_Task details_
Whenever "screenshot" appears in a line, please copy that line from the data.

-- Opening Marker --

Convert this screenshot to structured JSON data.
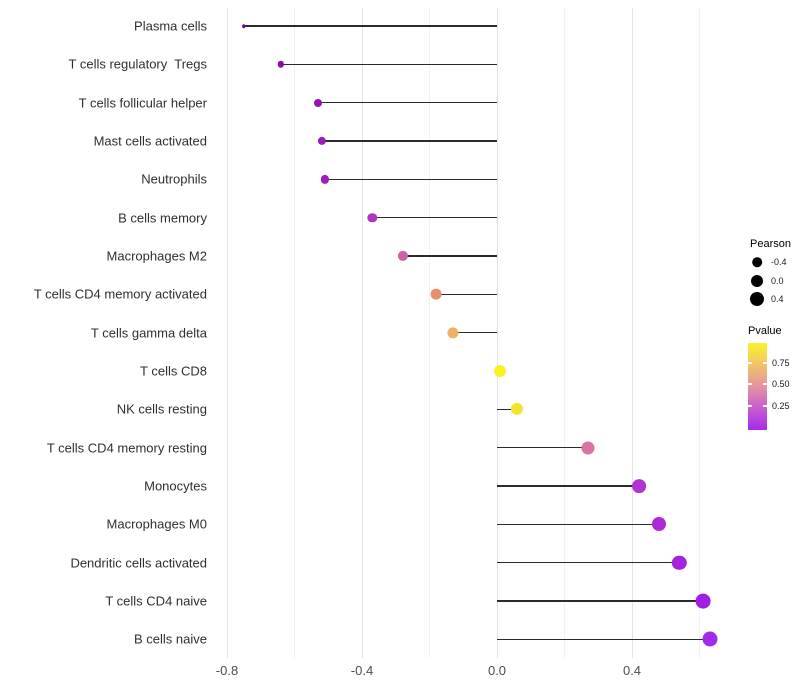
{
  "chart_data": {
    "type": "scatter",
    "subtype": "lollipop",
    "title": "",
    "xlabel": "",
    "ylabel": "",
    "x_axis": {
      "range": [
        -0.84,
        0.7
      ],
      "major_ticks": [
        {
          "value": -0.8,
          "label": "-0.8"
        },
        {
          "value": -0.4,
          "label": "-0.4"
        },
        {
          "value": 0.0,
          "label": "0.0"
        },
        {
          "value": 0.4,
          "label": "0.4"
        }
      ],
      "minor_gridlines": [
        -0.6,
        -0.2,
        0.2,
        0.6
      ],
      "grid": "vertical-only"
    },
    "rows": [
      {
        "label": "Plasma cells",
        "pearson": -0.75,
        "pvalue": 0.02,
        "color": "#7005A8",
        "radius": 1.8
      },
      {
        "label": "T cells regulatory  Tregs",
        "pearson": -0.64,
        "pvalue": 0.07,
        "color": "#8E0CA6",
        "radius": 3.2
      },
      {
        "label": "T cells follicular helper",
        "pearson": -0.53,
        "pvalue": 0.11,
        "color": "#9713AE",
        "radius": 4.0
      },
      {
        "label": "Mast cells activated",
        "pearson": -0.52,
        "pvalue": 0.12,
        "color": "#9C1BBB",
        "radius": 4.1
      },
      {
        "label": "Neutrophils",
        "pearson": -0.51,
        "pvalue": 0.13,
        "color": "#9D1DBE",
        "radius": 4.1
      },
      {
        "label": "B cells memory",
        "pearson": -0.37,
        "pvalue": 0.25,
        "color": "#B136BC",
        "radius": 4.7
      },
      {
        "label": "Macrophages M2",
        "pearson": -0.28,
        "pvalue": 0.42,
        "color": "#CE61A6",
        "radius": 5.1
      },
      {
        "label": "T cells CD4 memory activated",
        "pearson": -0.18,
        "pvalue": 0.6,
        "color": "#E69070",
        "radius": 5.4
      },
      {
        "label": "T cells gamma delta",
        "pearson": -0.13,
        "pvalue": 0.7,
        "color": "#F0B166",
        "radius": 5.6
      },
      {
        "label": "T cells CD8",
        "pearson": 0.01,
        "pvalue": 0.97,
        "color": "#F9F221",
        "radius": 6.0
      },
      {
        "label": "NK cells resting",
        "pearson": 0.06,
        "pvalue": 0.9,
        "color": "#F4E32C",
        "radius": 6.1
      },
      {
        "label": "T cells CD4 memory resting",
        "pearson": 0.27,
        "pvalue": 0.48,
        "color": "#D9739F",
        "radius": 6.5
      },
      {
        "label": "Monocytes",
        "pearson": 0.42,
        "pvalue": 0.2,
        "color": "#B233D2",
        "radius": 6.9
      },
      {
        "label": "Macrophages M0",
        "pearson": 0.48,
        "pvalue": 0.17,
        "color": "#AC2BD8",
        "radius": 7.0
      },
      {
        "label": "Dendritic cells activated",
        "pearson": 0.54,
        "pvalue": 0.14,
        "color": "#A523DC",
        "radius": 7.2
      },
      {
        "label": "T cells CD4 naive",
        "pearson": 0.61,
        "pvalue": 0.11,
        "color": "#9F1FE2",
        "radius": 7.4
      },
      {
        "label": "B cells naive",
        "pearson": 0.63,
        "pvalue": 0.09,
        "color": "#A32BE8",
        "radius": 7.5
      }
    ],
    "stem_color": "#2b2b2b",
    "legend_position": "right"
  },
  "legend": {
    "pearson": {
      "title": "Pearson",
      "dot_color": "#000000",
      "entries": [
        {
          "label": "-0.4",
          "radius": 4.8
        },
        {
          "label": "0.0",
          "radius": 6.0
        },
        {
          "label": "0.4",
          "radius": 7.0
        }
      ]
    },
    "pvalue": {
      "title": "Pvalue",
      "tick_labels": [
        "0.75",
        "0.50",
        "0.25"
      ],
      "gradient_bottom_to_top": [
        "#A62BEA",
        "#BC4BDC",
        "#D26FBE",
        "#E393A0",
        "#EDB37B",
        "#F5D355",
        "#F9F22B"
      ]
    }
  }
}
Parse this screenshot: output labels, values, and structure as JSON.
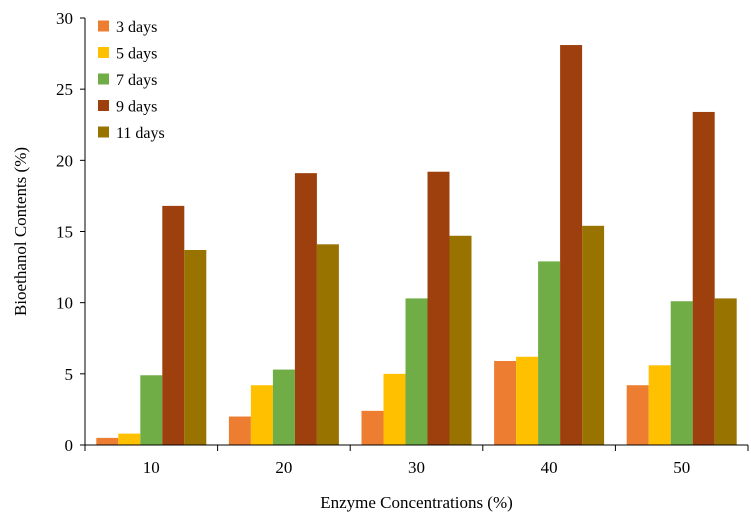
{
  "chart_data": {
    "type": "bar",
    "title": "",
    "xlabel": "Enzyme  Concentrations  (%)",
    "ylabel": "Bioethanol  Contents  (%)",
    "ylim": [
      0,
      30
    ],
    "yticks": [
      0,
      5,
      10,
      15,
      20,
      25,
      30
    ],
    "grid": false,
    "legend_position": "top-left",
    "categories": [
      "10",
      "20",
      "30",
      "40",
      "50"
    ],
    "series": [
      {
        "name": "3 days",
        "color": "#ED7D31",
        "values": [
          0.5,
          2.0,
          2.4,
          5.9,
          4.2
        ]
      },
      {
        "name": "5 days",
        "color": "#FFC000",
        "values": [
          0.8,
          4.2,
          5.0,
          6.2,
          5.6
        ]
      },
      {
        "name": "7 days",
        "color": "#70AD47",
        "values": [
          4.9,
          5.3,
          10.3,
          12.9,
          10.1
        ]
      },
      {
        "name": "9 days",
        "color": "#9E400E",
        "values": [
          16.8,
          19.1,
          19.2,
          28.1,
          23.4
        ]
      },
      {
        "name": "11 days",
        "color": "#997300",
        "values": [
          13.7,
          14.1,
          14.7,
          15.4,
          10.3
        ]
      }
    ]
  }
}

-- Closing Marker --

_Completed exercise_
Convert this screenshot to structured JSON data.
Parse this screenshot: output labels, values, and structure as JSON.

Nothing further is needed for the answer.